**** DATASET ENTRIES

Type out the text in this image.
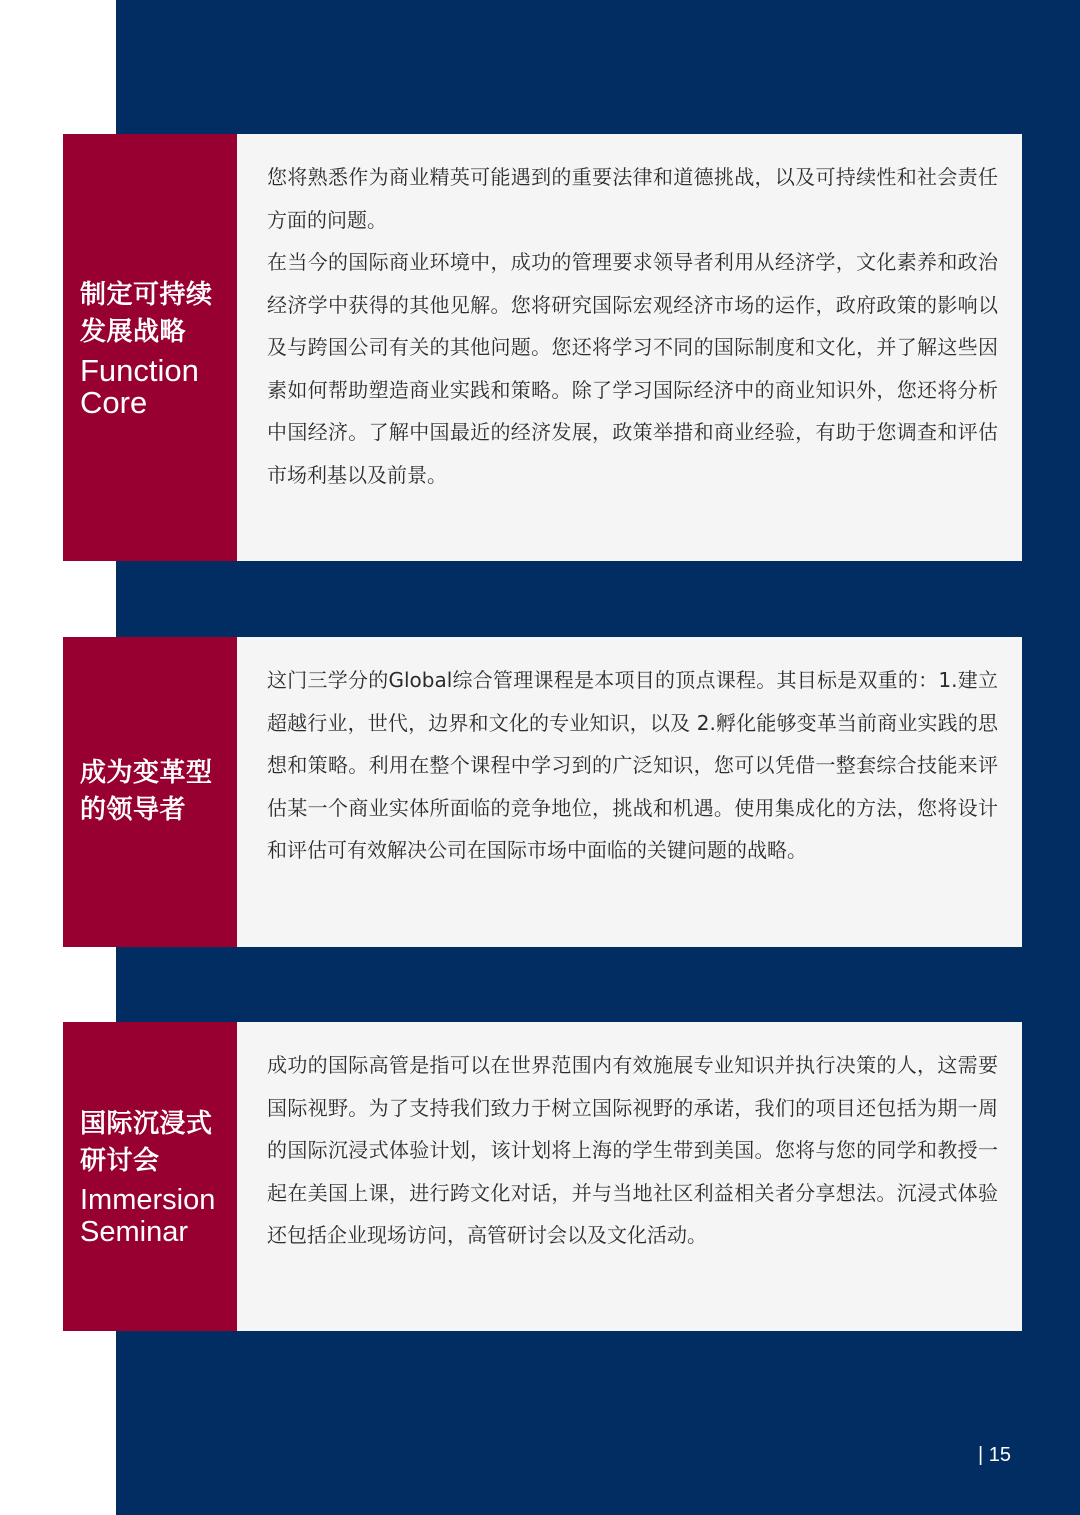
制定可持续发展战略
Function Core

您将熟悉作为商业精英可能遇到的重要法律和道德挑战，以及可持续性和社会责任方面的问题。

在当今的国际商业环境中，成功的管理要求领导者利用从经济学，文化素养和政治经济学中获得的其他见解。您将研究国际宏观经济市场的运作，政府政策的影响以及与跨国公司有关的其他问题。您还将学习不同的国际制度和文化，并了解这些因素如何帮助塑造商业实践和策略。除了学习国际经济中的商业知识外，您还将分析中国经济。了解中国最近的经济发展，政策举措和商业经验，有助于您调查和评估市场利基以及前景。

成为变革型的领导者

这门三学分的Global综合管理课程是本项目的顶点课程。其目标是双重的：1.建立超越行业，世代，边界和文化的专业知识，以及 2.孵化能够变革当前商业实践的思想和策略。利用在整个课程中学习到的广泛知识，您可以凭借一整套综合技能来评估某一个商业实体所面临的竞争地位，挑战和机遇。使用集成化的方法，您将设计和评估可有效解决公司在国际市场中面临的关键问题的战略。

国际沉浸式研讨会
Immersion Seminar

成功的国际高管是指可以在世界范围内有效施展专业知识并执行决策的人，这需要国际视野。为了支持我们致力于树立国际视野的承诺，我们的项目还包括为期一周的国际沉浸式体验计划，该计划将上海的学生带到美国。您将与您的同学和教授一起在美国上课，进行跨文化对话，并与当地社区利益相关者分享想法。沉浸式体验还包括企业现场访问，高管研讨会以及文化活动。

| 15
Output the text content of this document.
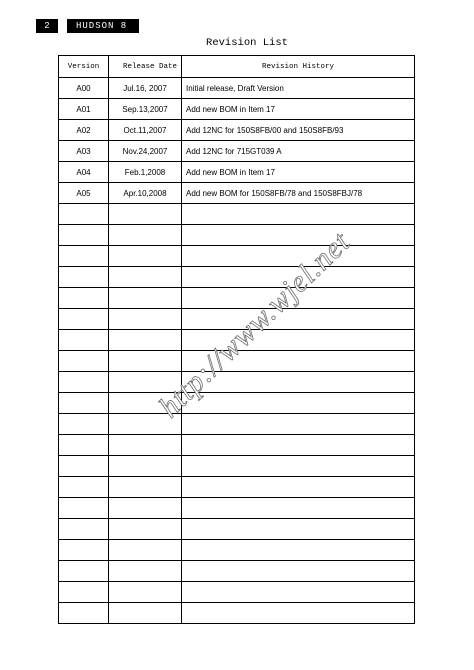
2	HUDSON 8
Revision List
Version	Release Date	Revision History
A00	Jul.16, 2007	Initial release, Draft Version
A01	Sep.13,2007	Add new BOM in Item 17
A02	Oct.11,2007	Add 12NC for 150S8FB/00 and 150S8FB/93
A03	Nov.24,2007	Add 12NC for 715GT039 A
A04	Feb.1,2008	Add new BOM in Item 17
A05	Apr.10,2008	Add new BOM for 150S8FB/78 and 150S8FBJ/78

http://www.wjel.net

********

## WHAT IS BEING ASKED
All records must be output exactly as they are, except for the pictures, which are left out.

## EXERCISE RESPONSE
Type out the text in this image.
制定可持续发展战略
Function Core

您将熟悉作为商业精英可能遇到的重要法律和道德挑战，以及可持续性和社会责任方面的问题。

在当今的国际商业环境中，成功的管理要求领导者利用从经济学，文化素养和政治经济学中获得的其他见解。您将研究国际宏观经济市场的运作，政府政策的影响以及与跨国公司有关的其他问题。您还将学习不同的国际制度和文化，并了解这些因素如何帮助塑造商业实践和策略。除了学习国际经济中的商业知识外，您还将分析中国经济。了解中国最近的经济发展，政策举措和商业经验，有助于您调查和评估市场利基以及前景。

成为变革型的领导者

这门三学分的Global综合管理课程是本项目的顶点课程。其目标是双重的：1.建立超越行业，世代，边界和文化的专业知识，以及 2.孵化能够变革当前商业实践的思想和策略。利用在整个课程中学习到的广泛知识，您可以凭借一整套综合技能来评估某一个商业实体所面临的竞争地位，挑战和机遇。使用集成化的方法，您将设计和评估可有效解决公司在国际市场中面临的关键问题的战略。

国际沉浸式研讨会
Immersion Seminar

成功的国际高管是指可以在世界范围内有效施展专业知识并执行决策的人，这需要国际视野。为了支持我们致力于树立国际视野的承诺，我们的项目还包括为期一周的国际沉浸式体验计划，该计划将上海的学生带到美国。您将与您的同学和教授一起在美国上课，进行跨文化对话，并与当地社区利益相关者分享想法。沉浸式体验还包括企业现场访问，高管研讨会以及文化活动。

| 15
Output the text content of this document.
2	HUDSON 8
Revision List
Version	Release Date	Revision History
A00	Jul.16, 2007	Initial release, Draft Version
A01	Sep.13,2007	Add new BOM in Item 17
A02	Oct.11,2007	Add 12NC for 150S8FB/00 and 150S8FB/93
A03	Nov.24,2007	Add 12NC for 715GT039 A
A04	Feb.1,2008	Add new BOM in Item 17
A05	Apr.10,2008	Add new BOM for 150S8FB/78 and 150S8FBJ/78

http://www.wjel.net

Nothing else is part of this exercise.